▶ TASK DETAILS
Lines containing the word "this" are to be located and copied.

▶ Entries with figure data
================
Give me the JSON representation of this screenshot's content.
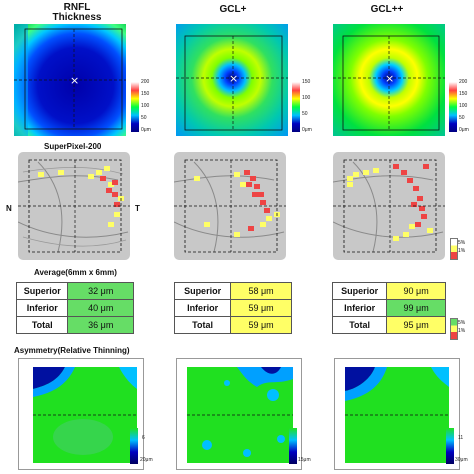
{
  "columns": [
    {
      "title_line1": "RNFL",
      "title_line2": "Thickness",
      "scale": {
        "max": "200",
        "mid1": "150",
        "mid2": "100",
        "mid3": "50",
        "min": "0μm"
      },
      "averages": [
        {
          "label": "Superior",
          "value": "32 μm",
          "color": "#66dd66"
        },
        {
          "label": "Inferior",
          "value": "40 μm",
          "color": "#66dd66"
        },
        {
          "label": "Total",
          "value": "36 μm",
          "color": "#66dd66"
        }
      ],
      "asym_scale": {
        "top": "6",
        "bottom": "20μm"
      }
    },
    {
      "title_line1": "GCL+",
      "title_line2": "",
      "scale": {
        "max": "150",
        "mid1": "100",
        "mid2": "50",
        "mid3": "",
        "min": "0μm"
      },
      "averages": [
        {
          "label": "Superior",
          "value": "58 μm",
          "color": "#ffff66"
        },
        {
          "label": "Inferior",
          "value": "59 μm",
          "color": "#ffff66"
        },
        {
          "label": "Total",
          "value": "59 μm",
          "color": "#ffff66"
        }
      ],
      "asym_scale": {
        "top": "",
        "bottom": "15μm"
      }
    },
    {
      "title_line1": "GCL++",
      "title_line2": "",
      "scale": {
        "max": "200",
        "mid1": "150",
        "mid2": "100",
        "mid3": "50",
        "min": "0μm"
      },
      "averages": [
        {
          "label": "Superior",
          "value": "90 μm",
          "color": "#ffff66"
        },
        {
          "label": "Inferior",
          "value": "99 μm",
          "color": "#66dd66"
        },
        {
          "label": "Total",
          "value": "95 μm",
          "color": "#ffff66"
        }
      ],
      "asym_scale": {
        "top": "11",
        "bottom": "30μm"
      }
    }
  ],
  "superpixel_label": "SuperPixel-200",
  "nasal_label": "N",
  "temporal_label": "T",
  "average_label": "Average(6mm x 6mm)",
  "asymmetry_label": "Asymmetry(Relative Thinning)",
  "superpixel_legend": {
    "a": "5%",
    "b": "1%"
  },
  "avg_legend": {
    "a": "5%",
    "b": "1%"
  },
  "colors": {
    "green": "#66dd66",
    "yellow": "#ffff66",
    "red": "#ee4444"
  }
}
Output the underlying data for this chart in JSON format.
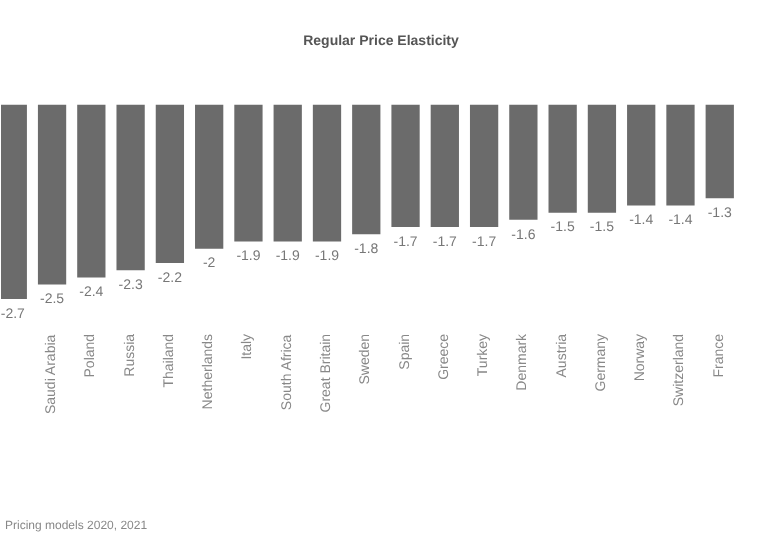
{
  "chart_data": {
    "type": "bar",
    "title": "Regular Price Elasticity",
    "categories": [
      null,
      "Saudi Arabia",
      "Poland",
      "Russia",
      "Thailand",
      "Netherlands",
      "Italy",
      "South Africa",
      "Great Britain",
      "Sweden",
      "Spain",
      "Greece",
      "Turkey",
      "Denmark",
      "Austria",
      "Germany",
      "Norway",
      "Switzerland",
      "France"
    ],
    "values": [
      -2.7,
      -2.5,
      -2.4,
      -2.3,
      -2.2,
      -2.0,
      -1.9,
      -1.9,
      -1.9,
      -1.8,
      -1.7,
      -1.7,
      -1.7,
      -1.6,
      -1.5,
      -1.5,
      -1.4,
      -1.4,
      -1.3
    ],
    "color": "#6b6b6b",
    "data_labels": true,
    "grid": false,
    "annotations": [
      "Pricing models 2020, 2021"
    ]
  }
}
================
▶ THE RESPONSE
Give me the JSON representation of this screenshot's content.
Output the underlying data for this chart in JSON format.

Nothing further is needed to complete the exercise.